> [TEXT SECTION]
# Personal Guarantee



## frankly (17 Aug 2009)

I am a company director. A couple of years ago my business got a loan facility from the bank, this meant (along with other directors) handing over a personal guarantee to the bank for the loan. All repayments have always been paid on time. However, I am now thinking of leaving the company for a new job and would like to remove myself from this personal gurantee.
Anyone any idea of the process involved??
Thanks.


----------



## contemporary (17 Aug 2009)

You will have to get the other directors to take up your portion of the guarantee, the process varies from bank to bank i believe but they will need to re-guarantee the loan between the reminding directors, do they know you are leaving? its not something you can leave until the last few days


----------



## mercman (17 Aug 2009)

Normally it takes about three months for the Bank to let you off a guarantee, unless you are able to make alternative arrangements.


----------



## frankly (17 Aug 2009)

Thanks. They do not know I am leaving yet but I would like to have things sorted before I leave. I was afraid of contacting the bank as they might contact the other directors before I had handed in my notice. I didn't want to hand in my notice until I had the personal gurantee sorted..

> [DATASET EXTRACT]

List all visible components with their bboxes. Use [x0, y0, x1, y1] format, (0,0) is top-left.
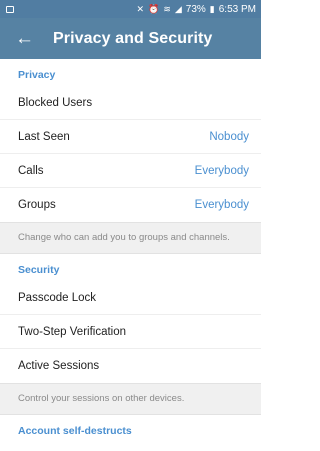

==

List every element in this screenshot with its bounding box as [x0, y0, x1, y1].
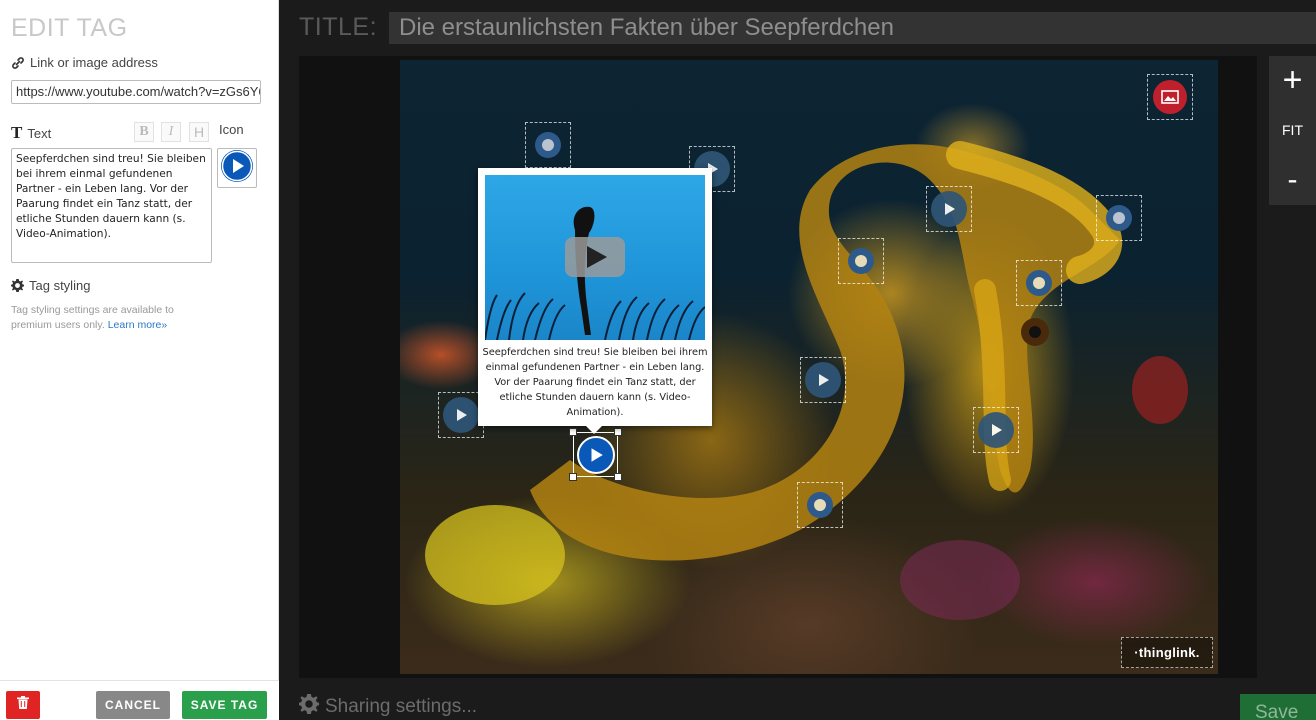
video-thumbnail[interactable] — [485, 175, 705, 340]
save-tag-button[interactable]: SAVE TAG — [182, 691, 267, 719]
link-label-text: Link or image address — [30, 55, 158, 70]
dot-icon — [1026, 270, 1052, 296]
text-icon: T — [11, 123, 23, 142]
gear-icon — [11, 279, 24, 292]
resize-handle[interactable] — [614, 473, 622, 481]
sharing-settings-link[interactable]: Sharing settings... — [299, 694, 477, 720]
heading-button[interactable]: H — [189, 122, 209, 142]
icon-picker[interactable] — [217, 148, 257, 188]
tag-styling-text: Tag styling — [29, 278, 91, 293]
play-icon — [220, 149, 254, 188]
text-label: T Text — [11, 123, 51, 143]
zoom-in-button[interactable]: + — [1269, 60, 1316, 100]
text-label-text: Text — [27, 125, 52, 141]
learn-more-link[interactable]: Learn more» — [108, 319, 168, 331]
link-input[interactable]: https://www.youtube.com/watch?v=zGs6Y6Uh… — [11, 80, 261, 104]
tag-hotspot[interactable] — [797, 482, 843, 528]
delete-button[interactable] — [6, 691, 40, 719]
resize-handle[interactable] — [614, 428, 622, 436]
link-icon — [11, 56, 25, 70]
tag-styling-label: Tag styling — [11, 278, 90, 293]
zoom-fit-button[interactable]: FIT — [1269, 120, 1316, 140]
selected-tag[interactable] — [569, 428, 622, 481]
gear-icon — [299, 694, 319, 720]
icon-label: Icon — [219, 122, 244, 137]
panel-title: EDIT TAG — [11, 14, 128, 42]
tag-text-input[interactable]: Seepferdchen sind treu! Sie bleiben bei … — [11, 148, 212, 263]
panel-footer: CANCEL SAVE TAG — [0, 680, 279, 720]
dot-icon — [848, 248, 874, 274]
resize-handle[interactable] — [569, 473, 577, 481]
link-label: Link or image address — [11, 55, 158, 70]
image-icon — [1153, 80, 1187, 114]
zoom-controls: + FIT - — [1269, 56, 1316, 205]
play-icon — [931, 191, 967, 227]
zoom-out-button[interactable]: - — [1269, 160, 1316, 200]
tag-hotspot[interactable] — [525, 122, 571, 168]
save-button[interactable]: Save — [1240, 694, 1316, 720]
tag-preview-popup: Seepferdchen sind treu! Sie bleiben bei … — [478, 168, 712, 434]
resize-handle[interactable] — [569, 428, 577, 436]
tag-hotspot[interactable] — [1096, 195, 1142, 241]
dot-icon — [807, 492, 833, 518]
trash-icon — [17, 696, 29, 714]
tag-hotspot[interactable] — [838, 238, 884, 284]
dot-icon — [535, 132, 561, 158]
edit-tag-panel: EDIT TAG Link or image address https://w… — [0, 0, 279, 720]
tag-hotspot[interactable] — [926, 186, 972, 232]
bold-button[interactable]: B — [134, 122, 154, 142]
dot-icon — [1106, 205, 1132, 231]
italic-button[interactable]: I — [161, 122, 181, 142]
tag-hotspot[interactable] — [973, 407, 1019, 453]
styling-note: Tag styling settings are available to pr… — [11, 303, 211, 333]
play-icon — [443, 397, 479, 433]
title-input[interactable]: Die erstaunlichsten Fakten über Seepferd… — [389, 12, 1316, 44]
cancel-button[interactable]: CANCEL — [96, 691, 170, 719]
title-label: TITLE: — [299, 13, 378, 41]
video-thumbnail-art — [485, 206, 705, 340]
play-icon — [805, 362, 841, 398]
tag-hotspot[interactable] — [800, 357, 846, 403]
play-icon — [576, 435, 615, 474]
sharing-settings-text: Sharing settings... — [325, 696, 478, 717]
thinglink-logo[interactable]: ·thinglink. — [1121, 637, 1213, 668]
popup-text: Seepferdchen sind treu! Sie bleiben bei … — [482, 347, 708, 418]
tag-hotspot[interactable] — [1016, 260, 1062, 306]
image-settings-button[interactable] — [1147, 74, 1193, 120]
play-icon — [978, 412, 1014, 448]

...

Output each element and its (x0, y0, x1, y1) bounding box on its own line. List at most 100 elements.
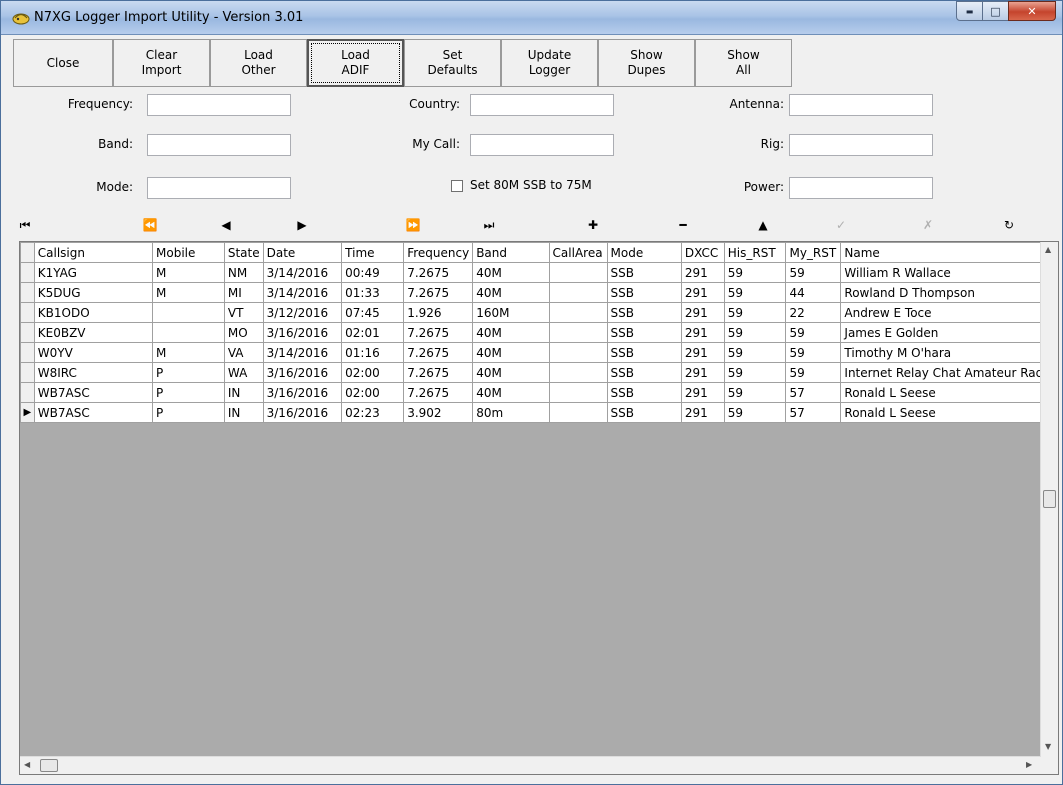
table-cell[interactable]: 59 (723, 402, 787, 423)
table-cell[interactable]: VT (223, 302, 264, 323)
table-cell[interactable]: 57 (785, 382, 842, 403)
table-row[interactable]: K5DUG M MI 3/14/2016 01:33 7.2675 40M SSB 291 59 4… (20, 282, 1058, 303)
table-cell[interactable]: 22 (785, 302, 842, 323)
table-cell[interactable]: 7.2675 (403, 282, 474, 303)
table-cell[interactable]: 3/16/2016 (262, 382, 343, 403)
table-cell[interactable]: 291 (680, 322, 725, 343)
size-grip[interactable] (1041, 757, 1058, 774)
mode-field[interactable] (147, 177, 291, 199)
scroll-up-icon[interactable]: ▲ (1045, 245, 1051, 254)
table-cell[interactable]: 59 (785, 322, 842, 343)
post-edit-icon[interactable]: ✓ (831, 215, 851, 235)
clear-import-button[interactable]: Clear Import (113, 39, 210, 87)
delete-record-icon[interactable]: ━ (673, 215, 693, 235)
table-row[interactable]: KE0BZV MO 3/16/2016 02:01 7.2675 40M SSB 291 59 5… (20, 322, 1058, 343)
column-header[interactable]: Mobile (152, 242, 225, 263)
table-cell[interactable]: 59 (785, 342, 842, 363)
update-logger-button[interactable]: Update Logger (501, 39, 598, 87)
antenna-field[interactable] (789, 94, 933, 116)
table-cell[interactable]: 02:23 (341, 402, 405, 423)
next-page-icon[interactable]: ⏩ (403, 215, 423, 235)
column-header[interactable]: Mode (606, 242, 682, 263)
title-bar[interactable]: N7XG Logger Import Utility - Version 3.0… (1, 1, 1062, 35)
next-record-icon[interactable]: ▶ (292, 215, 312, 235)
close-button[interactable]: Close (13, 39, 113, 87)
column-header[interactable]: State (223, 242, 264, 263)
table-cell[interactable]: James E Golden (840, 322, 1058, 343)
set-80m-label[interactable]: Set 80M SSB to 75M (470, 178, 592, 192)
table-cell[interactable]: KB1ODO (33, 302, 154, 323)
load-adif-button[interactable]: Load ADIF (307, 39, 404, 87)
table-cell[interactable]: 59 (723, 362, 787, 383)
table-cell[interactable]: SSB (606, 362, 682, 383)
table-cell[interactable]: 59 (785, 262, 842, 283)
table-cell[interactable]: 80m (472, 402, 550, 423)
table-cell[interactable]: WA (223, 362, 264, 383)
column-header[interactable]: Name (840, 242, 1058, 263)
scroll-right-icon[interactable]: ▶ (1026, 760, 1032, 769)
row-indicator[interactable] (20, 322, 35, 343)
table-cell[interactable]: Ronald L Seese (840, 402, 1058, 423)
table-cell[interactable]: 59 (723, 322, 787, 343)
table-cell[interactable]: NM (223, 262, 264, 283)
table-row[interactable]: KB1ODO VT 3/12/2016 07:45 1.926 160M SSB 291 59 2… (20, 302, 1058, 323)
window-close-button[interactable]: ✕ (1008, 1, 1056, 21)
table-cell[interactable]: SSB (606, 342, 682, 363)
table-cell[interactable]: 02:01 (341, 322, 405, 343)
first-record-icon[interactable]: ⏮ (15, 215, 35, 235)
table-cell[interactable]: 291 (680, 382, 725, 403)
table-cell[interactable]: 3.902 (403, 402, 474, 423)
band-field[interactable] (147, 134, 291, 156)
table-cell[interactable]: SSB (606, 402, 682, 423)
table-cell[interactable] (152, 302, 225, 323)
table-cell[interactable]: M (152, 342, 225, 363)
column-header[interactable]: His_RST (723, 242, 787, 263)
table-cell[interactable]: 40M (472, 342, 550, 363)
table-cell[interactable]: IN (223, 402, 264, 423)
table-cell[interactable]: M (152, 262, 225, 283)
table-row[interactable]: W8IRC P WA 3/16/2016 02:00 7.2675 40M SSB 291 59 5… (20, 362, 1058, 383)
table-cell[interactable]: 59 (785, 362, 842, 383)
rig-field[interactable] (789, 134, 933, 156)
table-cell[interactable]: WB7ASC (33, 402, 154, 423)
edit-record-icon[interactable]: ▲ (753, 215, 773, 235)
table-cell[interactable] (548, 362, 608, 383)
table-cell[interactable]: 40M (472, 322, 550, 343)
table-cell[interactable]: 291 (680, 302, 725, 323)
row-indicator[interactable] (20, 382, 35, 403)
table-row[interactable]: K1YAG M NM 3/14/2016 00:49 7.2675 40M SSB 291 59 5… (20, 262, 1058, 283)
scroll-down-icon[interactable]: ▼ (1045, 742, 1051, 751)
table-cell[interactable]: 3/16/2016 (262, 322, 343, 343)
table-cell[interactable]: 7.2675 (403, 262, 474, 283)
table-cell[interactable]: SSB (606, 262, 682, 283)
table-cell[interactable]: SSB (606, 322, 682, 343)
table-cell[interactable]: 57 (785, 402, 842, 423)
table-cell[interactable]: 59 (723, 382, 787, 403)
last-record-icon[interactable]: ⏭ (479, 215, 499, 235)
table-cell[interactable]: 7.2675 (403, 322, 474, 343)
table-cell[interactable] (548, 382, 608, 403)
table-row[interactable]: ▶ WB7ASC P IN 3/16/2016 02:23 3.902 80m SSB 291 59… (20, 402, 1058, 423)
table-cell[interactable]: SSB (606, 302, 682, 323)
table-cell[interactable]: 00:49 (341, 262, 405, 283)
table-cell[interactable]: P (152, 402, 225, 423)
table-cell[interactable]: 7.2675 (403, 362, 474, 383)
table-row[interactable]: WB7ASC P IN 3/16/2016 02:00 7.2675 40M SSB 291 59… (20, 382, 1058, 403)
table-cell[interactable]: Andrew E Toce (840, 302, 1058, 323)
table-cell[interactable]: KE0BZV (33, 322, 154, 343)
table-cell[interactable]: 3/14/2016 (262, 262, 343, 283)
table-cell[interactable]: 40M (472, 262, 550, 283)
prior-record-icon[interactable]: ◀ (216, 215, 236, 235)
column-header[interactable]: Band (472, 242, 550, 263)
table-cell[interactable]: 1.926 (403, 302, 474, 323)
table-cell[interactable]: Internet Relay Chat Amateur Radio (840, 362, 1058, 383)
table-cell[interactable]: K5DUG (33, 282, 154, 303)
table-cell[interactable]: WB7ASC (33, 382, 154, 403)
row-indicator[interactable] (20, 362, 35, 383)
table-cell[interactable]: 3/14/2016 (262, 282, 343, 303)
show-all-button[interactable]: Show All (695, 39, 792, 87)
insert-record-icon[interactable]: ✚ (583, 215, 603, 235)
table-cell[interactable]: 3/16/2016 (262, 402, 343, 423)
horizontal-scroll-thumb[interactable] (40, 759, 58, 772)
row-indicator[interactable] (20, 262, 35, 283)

> [EXERCISES]
**A)** From the rows, copy word for word the part that opens with the line containing "Output each element" and closes with the line containing "table-cell[interactable]: 291 (680, 322, 725, 343)", including both of those lines. Leave out the picture.
**B)** Write what comes next in the forum thread about getting released from a personal bank guarantee, starting after its last post.
The forum thread and the rows were taken from unrelated sources.

> [RESULTS IN ORDER]
**A)**
Output each element and its (x0, y0, x1, y1) bounding box on its own line. List at most 100 elements.
table-cell[interactable]: 59 (723, 402, 787, 423)
table-cell[interactable]: VT (223, 302, 264, 323)
table-cell[interactable]: 57 (785, 382, 842, 403)
table-row[interactable]: K5DUG M MI 3/14/2016 01:33 7.2675 40M SSB 291 59 4… (20, 282, 1058, 303)
table-cell[interactable]: 22 (785, 302, 842, 323)
table-cell[interactable]: 7.2675 (403, 282, 474, 303)
table-cell[interactable]: 3/16/2016 (262, 382, 343, 403)
table-cell[interactable]: 291 (680, 322, 725, 343)

**B)**
----------



## KDA man (18 Aug 2009)

If the loan facility is no longer being used, there should be no issue removing yourself.

Tony
www.kdaaccountants.ie
tony@kdaaccountants.ie


----------



## frankly (18 Aug 2009)

Thanks Tony. The loan facility is being used but is and has always been paid on time.


----------



## dewdrop (18 Aug 2009)

A lot could depend on how the bank regarded the financial standing of the directors. In their eyes they may have regarded you as a key person and it is possible they may be slow to release you from the guarantee If the guarantee was obtained just to make sure the directors would not ignore the company debt if problems arose your release may be forthcoming without any problem and in some banks a letter signed by the remaining guarantors confirming their agreement to your release would suffice. You should ensure to get a letter from the bank confirming your release


----------



## Graham_07 (18 Aug 2009)

Just saw this article on PG's .


----------



## dewdrop (19 Aug 2009)

Sometimes a bank may hold valuable supporting security from a Guarantor which would result in a bank slow to release the guarantor from liability.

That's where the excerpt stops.